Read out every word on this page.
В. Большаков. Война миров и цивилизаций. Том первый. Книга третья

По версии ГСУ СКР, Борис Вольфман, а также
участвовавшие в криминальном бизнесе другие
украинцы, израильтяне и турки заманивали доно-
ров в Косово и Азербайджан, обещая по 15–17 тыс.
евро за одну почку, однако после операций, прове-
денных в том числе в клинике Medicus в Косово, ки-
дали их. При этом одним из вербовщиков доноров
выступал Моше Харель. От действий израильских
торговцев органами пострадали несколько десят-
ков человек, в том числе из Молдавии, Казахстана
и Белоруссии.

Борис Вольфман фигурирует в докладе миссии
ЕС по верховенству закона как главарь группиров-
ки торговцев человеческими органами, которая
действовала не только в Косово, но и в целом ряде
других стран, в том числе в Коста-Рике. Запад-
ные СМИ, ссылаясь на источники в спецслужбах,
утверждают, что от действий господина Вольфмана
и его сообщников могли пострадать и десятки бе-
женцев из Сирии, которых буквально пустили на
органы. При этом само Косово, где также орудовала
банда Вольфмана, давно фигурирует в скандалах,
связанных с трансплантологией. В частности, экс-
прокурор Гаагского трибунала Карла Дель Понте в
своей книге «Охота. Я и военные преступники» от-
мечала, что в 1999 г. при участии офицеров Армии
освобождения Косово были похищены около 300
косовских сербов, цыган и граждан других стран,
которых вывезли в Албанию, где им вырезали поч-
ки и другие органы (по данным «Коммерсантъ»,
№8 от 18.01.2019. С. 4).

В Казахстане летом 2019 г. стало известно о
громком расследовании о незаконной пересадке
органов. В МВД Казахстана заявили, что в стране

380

DESCRIPTION OF THE TASK:
Take the records above and return them exactly as written.

SOLUTION BELOW:
Read out every word on this page.
В. Большаков. Война миров и цивилизаций. Том первый. Книга третья

По версии ГСУ СКР, Борис Вольфман, а также
участвовавшие в криминальном бизнесе другие
украинцы, израильтяне и турки заманивали доно-
ров в Косово и Азербайджан, обещая по 15–17 тыс.
евро за одну почку, однако после операций, прове-
денных в том числе в клинике Medicus в Косово, ки-
дали их. При этом одним из вербовщиков доноров
выступал Моше Харель. От действий израильских
торговцев органами пострадали несколько десят-
ков человек, в том числе из Молдавии, Казахстана
и Белоруссии.

Борис Вольфман фигурирует в докладе миссии
ЕС по верховенству закона как главарь группиров-
ки торговцев человеческими органами, которая
действовала не только в Косово, но и в целом ряде
других стран, в том числе в Коста-Рике. Запад-
ные СМИ, ссылаясь на источники в спецслужбах,
утверждают, что от действий господина Вольфмана
и его сообщников могли пострадать и десятки бе-
женцев из Сирии, которых буквально пустили на
органы. При этом само Косово, где также орудовала
банда Вольфмана, давно фигурирует в скандалах,
связанных с трансплантологией. В частности, экс-
прокурор Гаагского трибунала Карла Дель Понте в
своей книге «Охота. Я и военные преступники» от-
мечала, что в 1999 г. при участии офицеров Армии
освобождения Косово были похищены около 300
косовских сербов, цыган и граждан других стран,
которых вывезли в Албанию, где им вырезали поч-
ки и другие органы (по данным «Коммерсантъ»,
№8 от 18.01.2019. С. 4).

В Казахстане летом 2019 г. стало известно о
громком расследовании о незаконной пересадке
органов. В МВД Казахстана заявили, что в стране

380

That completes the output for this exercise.